### Task description
Please quote every line of the data below word for word, leaving out the pictures.
=-=-=
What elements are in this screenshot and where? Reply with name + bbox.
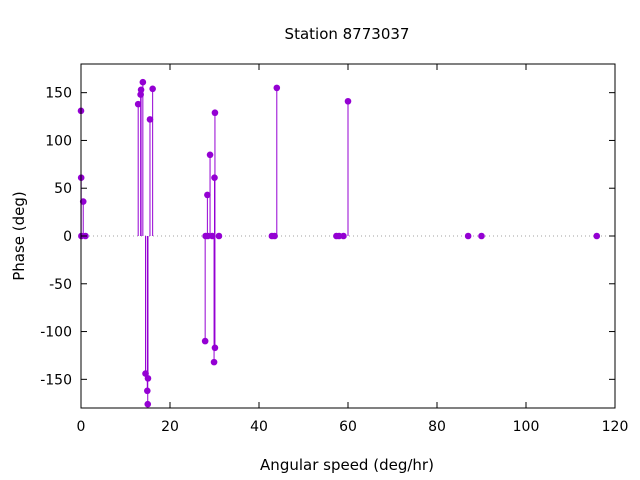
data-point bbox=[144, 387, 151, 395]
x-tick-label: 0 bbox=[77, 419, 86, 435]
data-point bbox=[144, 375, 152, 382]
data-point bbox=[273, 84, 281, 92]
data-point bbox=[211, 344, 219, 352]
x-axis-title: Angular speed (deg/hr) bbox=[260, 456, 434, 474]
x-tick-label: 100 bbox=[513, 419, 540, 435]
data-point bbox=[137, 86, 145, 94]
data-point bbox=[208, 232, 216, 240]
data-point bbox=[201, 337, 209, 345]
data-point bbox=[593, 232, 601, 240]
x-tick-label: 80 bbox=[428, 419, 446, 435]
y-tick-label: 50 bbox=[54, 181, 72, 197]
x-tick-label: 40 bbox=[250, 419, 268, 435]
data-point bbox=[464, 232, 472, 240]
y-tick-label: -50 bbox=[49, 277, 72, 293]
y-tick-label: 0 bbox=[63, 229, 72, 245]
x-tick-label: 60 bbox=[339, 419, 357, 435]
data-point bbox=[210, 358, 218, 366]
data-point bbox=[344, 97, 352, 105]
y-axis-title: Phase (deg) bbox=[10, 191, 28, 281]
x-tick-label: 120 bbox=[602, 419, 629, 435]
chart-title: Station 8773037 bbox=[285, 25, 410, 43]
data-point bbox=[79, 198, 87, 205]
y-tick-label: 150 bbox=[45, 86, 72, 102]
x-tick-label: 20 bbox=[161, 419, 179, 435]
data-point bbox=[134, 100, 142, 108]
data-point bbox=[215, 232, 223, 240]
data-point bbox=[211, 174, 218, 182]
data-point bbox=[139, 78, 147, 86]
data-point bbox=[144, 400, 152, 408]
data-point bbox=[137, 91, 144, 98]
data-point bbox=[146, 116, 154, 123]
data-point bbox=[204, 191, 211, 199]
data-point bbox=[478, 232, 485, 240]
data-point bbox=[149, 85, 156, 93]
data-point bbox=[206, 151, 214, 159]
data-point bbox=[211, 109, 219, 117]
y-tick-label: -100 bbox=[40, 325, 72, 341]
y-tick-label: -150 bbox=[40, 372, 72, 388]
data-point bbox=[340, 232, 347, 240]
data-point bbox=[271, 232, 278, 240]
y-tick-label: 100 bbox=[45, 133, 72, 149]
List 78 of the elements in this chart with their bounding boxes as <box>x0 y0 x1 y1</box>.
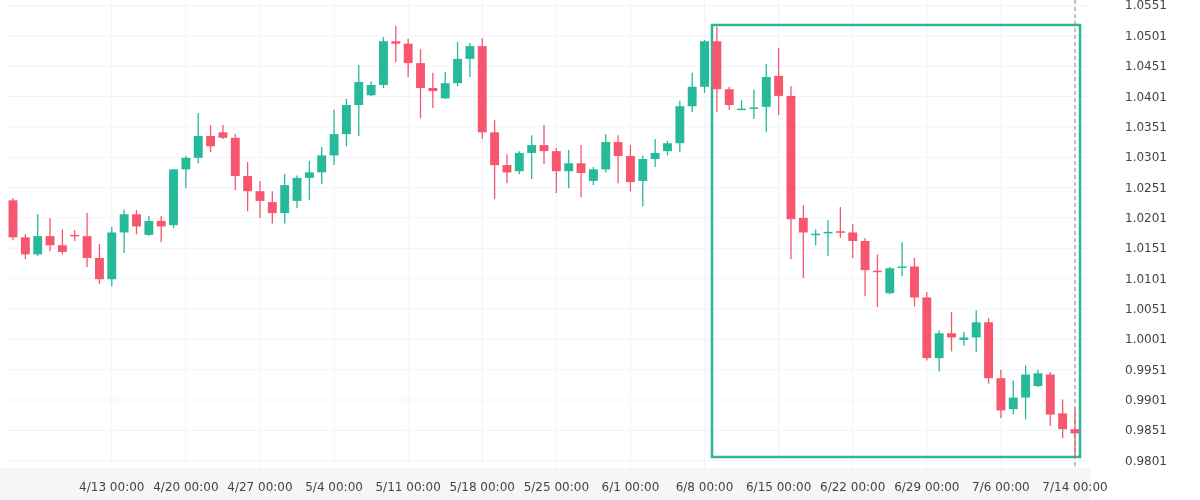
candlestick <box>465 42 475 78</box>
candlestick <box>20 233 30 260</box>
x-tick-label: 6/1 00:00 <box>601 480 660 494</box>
=-=-=
### Reply
What elements are in this screenshot and where? Reply with name + bbox.
data-point bbox=[144, 387, 151, 395]
x-tick-label: 0 bbox=[77, 419, 86, 435]
data-point bbox=[144, 375, 152, 382]
data-point bbox=[273, 84, 281, 92]
data-point bbox=[211, 344, 219, 352]
x-axis-title: Angular speed (deg/hr) bbox=[260, 456, 434, 474]
x-tick-label: 100 bbox=[513, 419, 540, 435]
data-point bbox=[137, 86, 145, 94]
data-point bbox=[208, 232, 216, 240]
data-point bbox=[201, 337, 209, 345]
data-point bbox=[593, 232, 601, 240]
x-tick-label: 80 bbox=[428, 419, 446, 435]
y-tick-label: 50 bbox=[54, 181, 72, 197]
x-tick-label: 40 bbox=[250, 419, 268, 435]
data-point bbox=[464, 232, 472, 240]
y-tick-label: -50 bbox=[49, 277, 72, 293]
y-tick-label: 0 bbox=[63, 229, 72, 245]
x-tick-label: 60 bbox=[339, 419, 357, 435]
data-point bbox=[210, 358, 218, 366]
data-point bbox=[344, 97, 352, 105]
y-axis-title: Phase (deg) bbox=[10, 191, 28, 281]
x-tick-label: 120 bbox=[602, 419, 629, 435]
chart-title: Station 8773037 bbox=[285, 25, 410, 43]
data-point bbox=[79, 198, 87, 205]
y-tick-label: 150 bbox=[45, 86, 72, 102]
x-tick-label: 20 bbox=[161, 419, 179, 435]
data-point bbox=[134, 100, 142, 108]
data-point bbox=[215, 232, 223, 240]
data-point bbox=[211, 174, 218, 182]
data-point bbox=[139, 78, 147, 86]
data-point bbox=[144, 400, 152, 408]
data-point bbox=[137, 91, 144, 98]
data-point bbox=[146, 116, 154, 123]
data-point bbox=[204, 191, 211, 199]
data-point bbox=[478, 232, 485, 240]
data-point bbox=[149, 85, 156, 93]
data-point bbox=[206, 151, 214, 159]
data-point bbox=[211, 109, 219, 117]
y-tick-label: -100 bbox=[40, 325, 72, 341]
y-tick-label: -150 bbox=[40, 372, 72, 388]
data-point bbox=[340, 232, 347, 240]
data-point bbox=[271, 232, 278, 240]
y-tick-label: 100 bbox=[45, 133, 72, 149]
List 78 of the elements in this chart with their bounding boxes as <box>x0 y0 x1 y1</box>.
candlestick <box>465 42 475 78</box>
candlestick <box>20 233 30 260</box>
x-tick-label: 6/1 00:00 <box>601 480 660 494</box>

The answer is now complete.